* EXERCISE PROMPT *
Give every entry again, word for word.

Raw records
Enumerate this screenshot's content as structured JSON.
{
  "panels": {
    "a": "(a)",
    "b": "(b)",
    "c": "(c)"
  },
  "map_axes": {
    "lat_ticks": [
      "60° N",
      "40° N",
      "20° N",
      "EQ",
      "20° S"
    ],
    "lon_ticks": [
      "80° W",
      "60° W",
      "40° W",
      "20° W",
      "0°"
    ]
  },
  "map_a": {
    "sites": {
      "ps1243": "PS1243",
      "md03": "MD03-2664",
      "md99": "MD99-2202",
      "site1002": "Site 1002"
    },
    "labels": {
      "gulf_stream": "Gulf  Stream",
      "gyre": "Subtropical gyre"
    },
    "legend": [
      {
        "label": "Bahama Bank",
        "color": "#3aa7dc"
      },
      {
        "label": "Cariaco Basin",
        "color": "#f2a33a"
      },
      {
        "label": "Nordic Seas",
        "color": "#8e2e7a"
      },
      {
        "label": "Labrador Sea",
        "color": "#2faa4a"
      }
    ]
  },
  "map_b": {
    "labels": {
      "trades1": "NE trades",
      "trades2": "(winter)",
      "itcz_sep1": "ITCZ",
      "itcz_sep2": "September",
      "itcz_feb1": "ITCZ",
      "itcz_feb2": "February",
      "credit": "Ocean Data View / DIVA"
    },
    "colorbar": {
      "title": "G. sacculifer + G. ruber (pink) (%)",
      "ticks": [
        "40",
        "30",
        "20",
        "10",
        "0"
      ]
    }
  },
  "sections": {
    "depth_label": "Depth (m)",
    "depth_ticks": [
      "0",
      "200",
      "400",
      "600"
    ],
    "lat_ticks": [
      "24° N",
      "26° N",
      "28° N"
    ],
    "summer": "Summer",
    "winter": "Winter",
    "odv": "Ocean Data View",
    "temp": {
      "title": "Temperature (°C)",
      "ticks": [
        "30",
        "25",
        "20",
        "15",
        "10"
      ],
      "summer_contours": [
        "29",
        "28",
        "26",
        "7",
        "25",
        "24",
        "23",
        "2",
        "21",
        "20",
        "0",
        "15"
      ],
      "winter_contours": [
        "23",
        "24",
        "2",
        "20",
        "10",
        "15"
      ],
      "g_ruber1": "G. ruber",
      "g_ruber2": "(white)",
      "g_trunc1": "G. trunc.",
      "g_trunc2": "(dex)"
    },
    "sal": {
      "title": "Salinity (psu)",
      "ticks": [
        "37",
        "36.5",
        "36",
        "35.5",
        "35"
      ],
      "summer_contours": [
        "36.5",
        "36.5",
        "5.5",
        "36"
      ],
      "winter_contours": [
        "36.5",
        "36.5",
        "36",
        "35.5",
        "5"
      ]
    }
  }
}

* FULL ANSWER *
Enumerate this screenshot's content as structured JSON.
{
  "panels": {
    "a": "(a)",
    "b": "(b)",
    "c": "(c)"
  },
  "map_axes": {
    "lat_ticks": [
      "60° N",
      "40° N",
      "20° N",
      "EQ",
      "20° S"
    ],
    "lon_ticks": [
      "80° W",
      "60° W",
      "40° W",
      "20° W",
      "0°"
    ]
  },
  "map_a": {
    "sites": {
      "ps1243": "PS1243",
      "md03": "MD03-2664",
      "md99": "MD99-2202",
      "site1002": "Site 1002"
    },
    "labels": {
      "gulf_stream": "Gulf  Stream",
      "gyre": "Subtropical gyre"
    },
    "legend": [
      {
        "label": "Bahama Bank",
        "color": "#3aa7dc"
      },
      {
        "label": "Cariaco Basin",
        "color": "#f2a33a"
      },
      {
        "label": "Nordic Seas",
        "color": "#8e2e7a"
      },
      {
        "label": "Labrador Sea",
        "color": "#2faa4a"
      }
    ]
  },
  "map_b": {
    "labels": {
      "trades1": "NE trades",
      "trades2": "(winter)",
      "itcz_sep1": "ITCZ",
      "itcz_sep2": "September",
      "itcz_feb1": "ITCZ",
      "itcz_feb2": "February",
      "credit": "Ocean Data View / DIVA"
    },
    "colorbar": {
      "title": "G. sacculifer + G. ruber (pink) (%)",
      "ticks": [
        "40",
        "30",
        "20",
        "10",
        "0"
      ]
    }
  },
  "sections": {
    "depth_label": "Depth (m)",
    "depth_ticks": [
      "0",
      "200",
      "400",
      "600"
    ],
    "lat_ticks": [
      "24° N",
      "26° N",
      "28° N"
    ],
    "summer": "Summer",
    "winter": "Winter",
    "odv": "Ocean Data View",
    "temp": {
      "title": "Temperature (°C)",
      "ticks": [
        "30",
        "25",
        "20",
        "15",
        "10"
      ],
      "summer_contours": [
        "29",
        "28",
        "26",
        "7",
        "25",
        "24",
        "23",
        "2",
        "21",
        "20",
        "0",
        "15"
      ],
      "winter_contours": [
        "23",
        "24",
        "2",
        "20",
        "10",
        "15"
      ],
      "g_ruber1": "G. ruber",
      "g_ruber2": "(white)",
      "g_trunc1": "G. trunc.",
      "g_trunc2": "(dex)"
    },
    "sal": {
      "title": "Salinity (psu)",
      "ticks": [
        "37",
        "36.5",
        "36",
        "35.5",
        "35"
      ],
      "summer_contours": [
        "36.5",
        "36.5",
        "5.5",
        "36"
      ],
      "winter_contours": [
        "36.5",
        "36.5",
        "36",
        "35.5",
        "5"
      ]
    }
  }
}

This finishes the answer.